▶ PROBLEM REQUIREMENTS
Would you extract the whole listing below and retype it exactly?
— begin ENTRIES SHOWN —
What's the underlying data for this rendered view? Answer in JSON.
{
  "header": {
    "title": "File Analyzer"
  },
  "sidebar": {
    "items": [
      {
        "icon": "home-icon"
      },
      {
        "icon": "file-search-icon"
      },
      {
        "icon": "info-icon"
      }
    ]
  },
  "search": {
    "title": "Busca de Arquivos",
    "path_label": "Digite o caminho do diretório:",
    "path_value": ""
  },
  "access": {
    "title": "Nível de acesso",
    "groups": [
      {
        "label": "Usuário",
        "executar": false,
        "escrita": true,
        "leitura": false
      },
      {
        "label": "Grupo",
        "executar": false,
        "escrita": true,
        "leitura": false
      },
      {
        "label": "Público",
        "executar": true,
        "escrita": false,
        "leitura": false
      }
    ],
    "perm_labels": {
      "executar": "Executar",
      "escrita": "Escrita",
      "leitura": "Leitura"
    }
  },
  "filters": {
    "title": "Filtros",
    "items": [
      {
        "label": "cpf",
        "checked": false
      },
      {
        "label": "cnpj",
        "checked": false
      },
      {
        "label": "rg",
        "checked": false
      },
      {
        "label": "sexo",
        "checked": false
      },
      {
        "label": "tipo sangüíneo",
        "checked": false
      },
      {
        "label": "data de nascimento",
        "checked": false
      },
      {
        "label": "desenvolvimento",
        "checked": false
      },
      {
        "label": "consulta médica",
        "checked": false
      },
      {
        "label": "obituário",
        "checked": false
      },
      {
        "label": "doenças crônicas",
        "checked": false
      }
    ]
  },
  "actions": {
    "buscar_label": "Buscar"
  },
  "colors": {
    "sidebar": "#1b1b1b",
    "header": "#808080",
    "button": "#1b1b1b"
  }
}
— end ENTRIES SHOWN —
▶ OUTPUT BELOW
What's the underlying data for this rendered view? Answer in JSON.
{
  "header": {
    "title": "File Analyzer"
  },
  "sidebar": {
    "items": [
      {
        "icon": "home-icon"
      },
      {
        "icon": "file-search-icon"
      },
      {
        "icon": "info-icon"
      }
    ]
  },
  "search": {
    "title": "Busca de Arquivos",
    "path_label": "Digite o caminho do diretório:",
    "path_value": ""
  },
  "access": {
    "title": "Nível de acesso",
    "groups": [
      {
        "label": "Usuário",
        "executar": false,
        "escrita": true,
        "leitura": false
      },
      {
        "label": "Grupo",
        "executar": false,
        "escrita": true,
        "leitura": false
      },
      {
        "label": "Público",
        "executar": true,
        "escrita": false,
        "leitura": false
      }
    ],
    "perm_labels": {
      "executar": "Executar",
      "escrita": "Escrita",
      "leitura": "Leitura"
    }
  },
  "filters": {
    "title": "Filtros",
    "items": [
      {
        "label": "cpf",
        "checked": false
      },
      {
        "label": "cnpj",
        "checked": false
      },
      {
        "label": "rg",
        "checked": false
      },
      {
        "label": "sexo",
        "checked": false
      },
      {
        "label": "tipo sangüíneo",
        "checked": false
      },
      {
        "label": "data de nascimento",
        "checked": false
      },
      {
        "label": "desenvolvimento",
        "checked": false
      },
      {
        "label": "consulta médica",
        "checked": false
      },
      {
        "label": "obituário",
        "checked": false
      },
      {
        "label": "doenças crônicas",
        "checked": false
      }
    ]
  },
  "actions": {
    "buscar_label": "Buscar"
  },
  "colors": {
    "sidebar": "#1b1b1b",
    "header": "#808080",
    "button": "#1b1b1b"
  }
}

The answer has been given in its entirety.